**What the task asks:**
Write the listing out again, all of it, word for word.

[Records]
⟨

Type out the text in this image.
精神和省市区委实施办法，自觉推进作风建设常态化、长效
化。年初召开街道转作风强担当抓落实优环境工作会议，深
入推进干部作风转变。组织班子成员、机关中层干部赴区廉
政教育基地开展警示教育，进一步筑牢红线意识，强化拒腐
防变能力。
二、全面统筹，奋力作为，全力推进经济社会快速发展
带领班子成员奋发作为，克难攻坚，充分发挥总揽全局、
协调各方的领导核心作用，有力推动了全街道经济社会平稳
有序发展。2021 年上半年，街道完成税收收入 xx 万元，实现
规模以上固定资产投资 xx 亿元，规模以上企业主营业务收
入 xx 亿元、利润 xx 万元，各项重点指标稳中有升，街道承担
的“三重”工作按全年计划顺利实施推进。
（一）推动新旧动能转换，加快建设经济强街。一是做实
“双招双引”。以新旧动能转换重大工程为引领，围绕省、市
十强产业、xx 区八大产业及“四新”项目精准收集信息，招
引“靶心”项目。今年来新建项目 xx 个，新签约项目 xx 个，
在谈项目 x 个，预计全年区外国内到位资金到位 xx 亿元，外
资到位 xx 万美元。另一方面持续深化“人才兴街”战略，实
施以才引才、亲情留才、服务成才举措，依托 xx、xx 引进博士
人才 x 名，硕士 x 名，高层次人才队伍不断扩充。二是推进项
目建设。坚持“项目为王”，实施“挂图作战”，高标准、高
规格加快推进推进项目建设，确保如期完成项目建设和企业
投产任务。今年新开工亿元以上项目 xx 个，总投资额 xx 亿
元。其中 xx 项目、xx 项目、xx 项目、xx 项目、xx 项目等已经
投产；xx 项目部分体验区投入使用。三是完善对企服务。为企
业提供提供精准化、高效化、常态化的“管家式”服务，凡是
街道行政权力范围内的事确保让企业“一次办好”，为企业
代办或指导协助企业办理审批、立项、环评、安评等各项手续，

⟩

**Complete response:**
Type out the text in this image.
精神和省市区委实施办法，自觉推进作风建设常态化、长效
化。年初召开街道转作风强担当抓落实优环境工作会议，深
入推进干部作风转变。组织班子成员、机关中层干部赴区廉
政教育基地开展警示教育，进一步筑牢红线意识，强化拒腐
防变能力。
二、全面统筹，奋力作为，全力推进经济社会快速发展
带领班子成员奋发作为，克难攻坚，充分发挥总揽全局、
协调各方的领导核心作用，有力推动了全街道经济社会平稳
有序发展。2021 年上半年，街道完成税收收入 xx 万元，实现
规模以上固定资产投资 xx 亿元，规模以上企业主营业务收
入 xx 亿元、利润 xx 万元，各项重点指标稳中有升，街道承担
的“三重”工作按全年计划顺利实施推进。
（一）推动新旧动能转换，加快建设经济强街。一是做实
“双招双引”。以新旧动能转换重大工程为引领，围绕省、市
十强产业、xx 区八大产业及“四新”项目精准收集信息，招
引“靶心”项目。今年来新建项目 xx 个，新签约项目 xx 个，
在谈项目 x 个，预计全年区外国内到位资金到位 xx 亿元，外
资到位 xx 万美元。另一方面持续深化“人才兴街”战略，实
施以才引才、亲情留才、服务成才举措，依托 xx、xx 引进博士
人才 x 名，硕士 x 名，高层次人才队伍不断扩充。二是推进项
目建设。坚持“项目为王”，实施“挂图作战”，高标准、高
规格加快推进推进项目建设，确保如期完成项目建设和企业
投产任务。今年新开工亿元以上项目 xx 个，总投资额 xx 亿
元。其中 xx 项目、xx 项目、xx 项目、xx 项目、xx 项目等已经
投产；xx 项目部分体验区投入使用。三是完善对企服务。为企
业提供提供精准化、高效化、常态化的“管家式”服务，凡是
街道行政权力范围内的事确保让企业“一次办好”，为企业
代办或指导协助企业办理审批、立项、环评、安评等各项手续，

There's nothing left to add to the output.